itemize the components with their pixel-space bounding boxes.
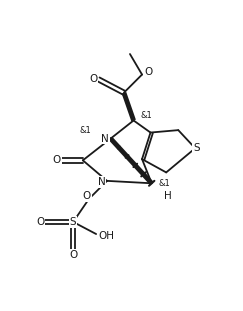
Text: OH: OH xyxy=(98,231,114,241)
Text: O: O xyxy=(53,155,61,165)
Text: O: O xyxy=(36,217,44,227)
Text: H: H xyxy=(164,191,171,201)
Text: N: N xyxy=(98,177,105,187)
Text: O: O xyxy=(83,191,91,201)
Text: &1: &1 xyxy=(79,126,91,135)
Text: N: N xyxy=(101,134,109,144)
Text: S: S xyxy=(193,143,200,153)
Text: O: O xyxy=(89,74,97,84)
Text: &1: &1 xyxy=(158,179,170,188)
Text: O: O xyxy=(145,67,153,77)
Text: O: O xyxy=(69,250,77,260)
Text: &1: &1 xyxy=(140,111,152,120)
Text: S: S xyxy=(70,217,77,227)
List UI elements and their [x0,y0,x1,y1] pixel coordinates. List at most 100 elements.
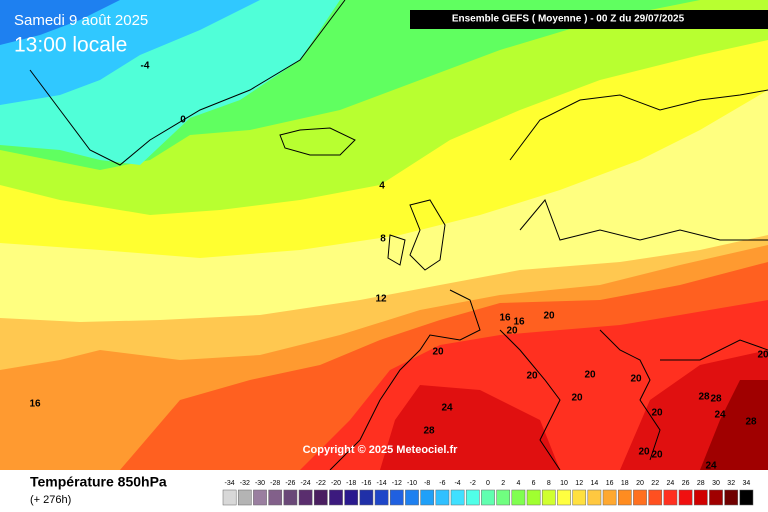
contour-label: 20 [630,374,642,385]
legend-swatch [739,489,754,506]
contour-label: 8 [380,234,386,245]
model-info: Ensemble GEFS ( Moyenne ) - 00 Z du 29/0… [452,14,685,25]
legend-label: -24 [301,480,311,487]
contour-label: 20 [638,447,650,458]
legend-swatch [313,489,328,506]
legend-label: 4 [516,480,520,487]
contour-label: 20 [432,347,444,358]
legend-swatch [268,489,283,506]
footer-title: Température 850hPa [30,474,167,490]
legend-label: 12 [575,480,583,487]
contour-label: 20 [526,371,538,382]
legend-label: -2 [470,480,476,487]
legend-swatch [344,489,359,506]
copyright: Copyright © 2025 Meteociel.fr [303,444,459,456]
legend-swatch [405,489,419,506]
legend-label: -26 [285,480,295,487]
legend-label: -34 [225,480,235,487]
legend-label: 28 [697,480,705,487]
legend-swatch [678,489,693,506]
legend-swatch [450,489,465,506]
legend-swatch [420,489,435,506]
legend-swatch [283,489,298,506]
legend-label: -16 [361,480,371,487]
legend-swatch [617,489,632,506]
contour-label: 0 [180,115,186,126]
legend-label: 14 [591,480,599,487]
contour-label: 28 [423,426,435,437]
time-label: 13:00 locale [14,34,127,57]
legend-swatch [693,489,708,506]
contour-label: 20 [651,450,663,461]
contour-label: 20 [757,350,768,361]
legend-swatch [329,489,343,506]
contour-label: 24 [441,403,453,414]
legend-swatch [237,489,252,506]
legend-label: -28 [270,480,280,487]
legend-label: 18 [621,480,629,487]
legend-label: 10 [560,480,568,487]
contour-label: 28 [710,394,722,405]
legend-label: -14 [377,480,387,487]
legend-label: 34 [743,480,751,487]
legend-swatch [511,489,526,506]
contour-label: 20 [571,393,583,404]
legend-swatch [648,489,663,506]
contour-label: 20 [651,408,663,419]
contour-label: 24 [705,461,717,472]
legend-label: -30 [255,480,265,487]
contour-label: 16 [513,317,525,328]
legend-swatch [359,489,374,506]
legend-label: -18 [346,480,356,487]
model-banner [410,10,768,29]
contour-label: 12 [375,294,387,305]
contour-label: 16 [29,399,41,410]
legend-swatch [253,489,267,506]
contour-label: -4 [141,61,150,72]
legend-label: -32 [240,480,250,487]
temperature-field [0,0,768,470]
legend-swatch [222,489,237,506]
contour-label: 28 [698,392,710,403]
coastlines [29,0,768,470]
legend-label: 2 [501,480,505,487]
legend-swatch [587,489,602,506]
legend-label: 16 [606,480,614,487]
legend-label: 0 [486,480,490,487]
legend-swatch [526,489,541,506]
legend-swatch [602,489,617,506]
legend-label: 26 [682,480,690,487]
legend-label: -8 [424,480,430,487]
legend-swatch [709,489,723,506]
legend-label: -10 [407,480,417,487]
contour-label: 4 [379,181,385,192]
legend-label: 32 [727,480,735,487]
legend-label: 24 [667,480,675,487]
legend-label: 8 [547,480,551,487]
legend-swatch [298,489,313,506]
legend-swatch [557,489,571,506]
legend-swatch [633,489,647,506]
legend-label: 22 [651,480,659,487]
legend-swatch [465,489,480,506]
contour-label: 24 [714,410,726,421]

================

Reproduce every line of the entries above word for word, omitting the pictures.

Problem solution -
itemize the components with their pixel-space bounding boxes.
Text: OH: OH xyxy=(98,231,114,241)
Text: O: O xyxy=(53,155,61,165)
Text: O: O xyxy=(36,217,44,227)
Text: H: H xyxy=(164,191,171,201)
Text: N: N xyxy=(98,177,105,187)
Text: O: O xyxy=(83,191,91,201)
Text: &1: &1 xyxy=(79,126,91,135)
Text: N: N xyxy=(101,134,109,144)
Text: S: S xyxy=(193,143,200,153)
Text: O: O xyxy=(89,74,97,84)
Text: &1: &1 xyxy=(158,179,170,188)
Text: O: O xyxy=(145,67,153,77)
Text: O: O xyxy=(69,250,77,260)
Text: &1: &1 xyxy=(140,111,152,120)
Text: S: S xyxy=(70,217,77,227)
List UI elements and their [x0,y0,x1,y1] pixel coordinates. List at most 100 elements.
contour-label: 20 [630,374,642,385]
legend-swatch [739,489,754,506]
contour-label: 8 [380,234,386,245]
model-info: Ensemble GEFS ( Moyenne ) - 00 Z du 29/0… [452,14,685,25]
legend-label: -24 [301,480,311,487]
contour-label: 20 [638,447,650,458]
legend-swatch [313,489,328,506]
legend-label: 4 [516,480,520,487]
contour-label: 20 [432,347,444,358]
legend-swatch [268,489,283,506]
footer-title: Température 850hPa [30,474,167,490]
legend-label: 12 [575,480,583,487]
contour-label: 20 [526,371,538,382]
legend-label: -2 [470,480,476,487]
legend-swatch [344,489,359,506]
copyright: Copyright © 2025 Meteociel.fr [303,444,459,456]
legend-swatch [405,489,419,506]
legend-label: -26 [285,480,295,487]
legend-label: -34 [225,480,235,487]
legend-label: 28 [697,480,705,487]
legend-swatch [678,489,693,506]
legend-swatch [450,489,465,506]
legend-swatch [420,489,435,506]
legend-swatch [283,489,298,506]
legend-label: -16 [361,480,371,487]
legend-swatch [617,489,632,506]
contour-label: 0 [180,115,186,126]
legend-label: 14 [591,480,599,487]
contour-label: 28 [423,426,435,437]
time-label: 13:00 locale [14,34,127,57]
legend-swatch [693,489,708,506]
contour-label: 20 [651,450,663,461]
contour-label: 20 [757,350,768,361]
legend-swatch [329,489,343,506]
contour-label: 24 [441,403,453,414]
legend-swatch [237,489,252,506]
legend-label: -28 [270,480,280,487]
legend-label: 18 [621,480,629,487]
legend-label: 10 [560,480,568,487]
contour-label: 28 [710,394,722,405]
legend-label: -14 [377,480,387,487]
legend-label: 34 [743,480,751,487]
legend-swatch [511,489,526,506]
contour-label: 20 [571,393,583,404]
legend-swatch [648,489,663,506]
contour-label: 20 [651,408,663,419]
contour-label: 24 [705,461,717,472]
legend-label: -30 [255,480,265,487]
contour-label: 16 [513,317,525,328]
legend-swatch [359,489,374,506]
legend-label: -18 [346,480,356,487]
model-banner [410,10,768,29]
contour-label: 12 [375,294,387,305]
contour-label: 16 [29,399,41,410]
legend-swatch [253,489,267,506]
contour-label: -4 [141,61,150,72]
legend-label: -32 [240,480,250,487]
temperature-field [0,0,768,470]
legend-swatch [222,489,237,506]
contour-label: 28 [698,392,710,403]
coastlines [29,0,768,470]
legend-label: 2 [501,480,505,487]
legend-swatch [587,489,602,506]
legend-label: 16 [606,480,614,487]
legend-label: 0 [486,480,490,487]
legend-swatch [526,489,541,506]
legend-swatch [602,489,617,506]
legend-label: 26 [682,480,690,487]
legend-label: -8 [424,480,430,487]
legend-swatch [709,489,723,506]
legend-label: -10 [407,480,417,487]
contour-label: 4 [379,181,385,192]
legend-label: 32 [727,480,735,487]
legend-label: 24 [667,480,675,487]
legend-label: 8 [547,480,551,487]
legend-swatch [298,489,313,506]
legend-swatch [557,489,571,506]
legend-swatch [633,489,647,506]
legend-label: 22 [651,480,659,487]
legend-swatch [465,489,480,506]
contour-label: 24 [714,410,726,421]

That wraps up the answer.